***** TASK INPUT *****
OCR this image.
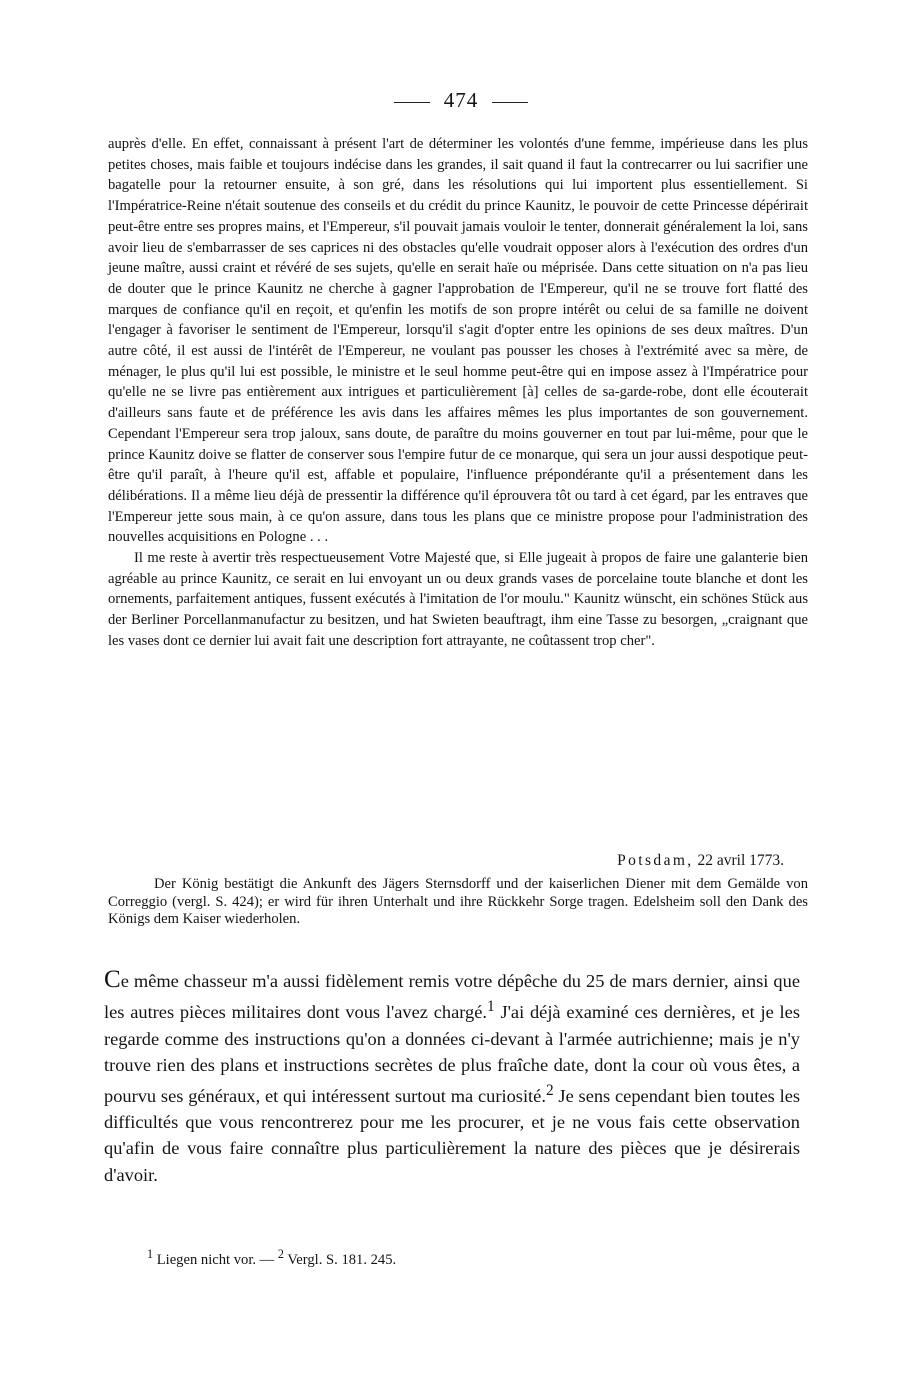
474

auprès d'elle. En effet, connaissant à présent l'art de déterminer les volontés d'une femme, impérieuse dans les plus petites choses, mais faible et toujours indécise dans les grandes, il sait quand il faut la contrecarrer ou lui sacrifier une bagatelle pour la retourner ensuite, à son gré, dans les résolutions qui lui importent plus essentiellement. Si l'Impératrice-Reine n'était soutenue des conseils et du crédit du prince Kaunitz, le pouvoir de cette Princesse dépérirait peut-être entre ses propres mains, et l'Empereur, s'il pouvait jamais vouloir le tenter, donnerait généralement la loi, sans avoir lieu de s'embarrasser de ses caprices ni des obstacles qu'elle voudrait opposer alors à l'exécution des ordres d'un jeune maître, aussi craint et révéré de ses sujets, qu'elle en serait haïe ou méprisée. Dans cette situation on n'a pas lieu de douter que le prince Kaunitz ne cherche à gagner l'approbation de l'Empereur, qu'il ne se trouve fort flatté des marques de confiance qu'il en reçoit, et qu'enfin les motifs de son propre intérêt ou celui de sa famille ne doivent l'engager à favoriser le sentiment de l'Empereur, lorsqu'il s'agit d'opter entre les opinions de ses deux maîtres. D'un autre côté, il est aussi de l'intérêt de l'Empereur, ne voulant pas pousser les choses à l'extrémité avec sa mère, de ménager, le plus qu'il lui est possible, le ministre et le seul homme peut-être qui en impose assez à l'Impératrice pour qu'elle ne se livre pas entièrement aux intrigues et particulièrement [à] celles de sa-garde-robe, dont elle écouterait d'ailleurs sans faute et de préférence les avis dans les affaires mêmes les plus importantes de son gouvernement. Cependant l'Empereur sera trop jaloux, sans doute, de paraître du moins gouverner en tout par lui-même, pour que le prince Kaunitz doive se flatter de conserver sous l'empire futur de ce monarque, qui sera un jour aussi despotique peut-être qu'il paraît, à l'heure qu'il est, affable et populaire, l'influence prépondérante qu'il a présentement dans les délibérations. Il a même lieu déjà de pressentir la différence qu'il éprouvera tôt ou tard à cet égard, par les entraves que l'Empereur jette sous main, à ce qu'on assure, dans tous les plans que ce ministre propose pour l'administration des nouvelles acquisitions en Pologne . . .

Il me reste à avertir très respectueusement Votre Majesté que, si Elle jugeait à propos de faire une galanterie bien agréable au prince Kaunitz, ce serait en lui envoyant un ou deux grands vases de porcelaine toute blanche et dont les ornements, parfaitement antiques, fussent exécutés à l'imitation de l'or moulu." Kaunitz wünscht, ein schönes Stück aus der Berliner Porcellanmanufactur zu besitzen, und hat Swieten beauftragt, ihm eine Tasse zu besorgen, „craignant que les vases dont ce dernier lui avait fait une description fort attrayante, ne coûtassent trop cher".

Potsdam, 22 avril 1773.

Der König bestätigt die Ankunft des Jägers Sternsdorff und der kaiserlichen Diener mit dem Gemälde von Correggio (vergl. S. 424); er wird für ihren Unterhalt und ihre Rückkehr Sorge tragen. Edelsheim soll den Dank des Königs dem Kaiser wiederholen.

Ce même chasseur m'a aussi fidèlement remis votre dépêche du 25 de mars dernier, ainsi que les autres pièces militaires dont vous l'avez chargé.$^1$ J'ai déjà examiné ces dernières, et je les regarde comme des instructions qu'on a données ci-devant à l'armée autrichienne; mais je n'y trouve rien des plans et instructions secrètes de plus fraîche date, dont la cour où vous êtes, a pourvu ses généraux, et qui intéressent surtout ma curiosité.$^2$ Je sens cependant bien toutes les difficultés que vous rencontrerez pour me les procurer, et je ne vous fais cette observation qu'afin de vous faire connaître plus particulièrement la nature des pièces que je désirerais d'avoir.

$^1$ Liegen nicht vor. — $^2$ Vergl. S. 181. 245.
*****
WHAT IS NEEDED: Pull every line containing the word "bien" out of the material and copy it.

RESPONSE TO THE EXERCISE:
Il me reste à avertir très respectueusement Votre Majesté que, si Elle jugeait à propos de faire une galanterie bien agréable au prince Kaunitz, ce serait en lui envoyant un ou deux grands vases de porcelaine toute blanche et dont les ornements, parfaitement antiques, fussent exécutés à l'imitation de l'or moulu." Kaunitz wünscht, ein schönes Stück aus der Berliner Porcellanmanufactur zu besitzen, und hat Swieten beauftragt, ihm eine Tasse zu besorgen, „craignant que les vases dont ce dernier lui avait fait une description fort attrayante, ne coûtassent trop cher".
Ce même chasseur m'a aussi fidèlement remis votre dépêche du 25 de mars dernier, ainsi que les autres pièces militaires dont vous l'avez chargé.$^1$ J'ai déjà examiné ces dernières, et je les regarde comme des instructions qu'on a données ci-devant à l'armée autrichienne; mais je n'y trouve rien des plans et instructions secrètes de plus fraîche date, dont la cour où vous êtes, a pourvu ses généraux, et qui intéressent surtout ma curiosité.$^2$ Je sens cependant bien toutes les difficultés que vous rencontrerez pour me les procurer, et je ne vous fais cette observation qu'afin de vous faire connaître plus particulièrement la nature des pièces que je désirerais d'avoir.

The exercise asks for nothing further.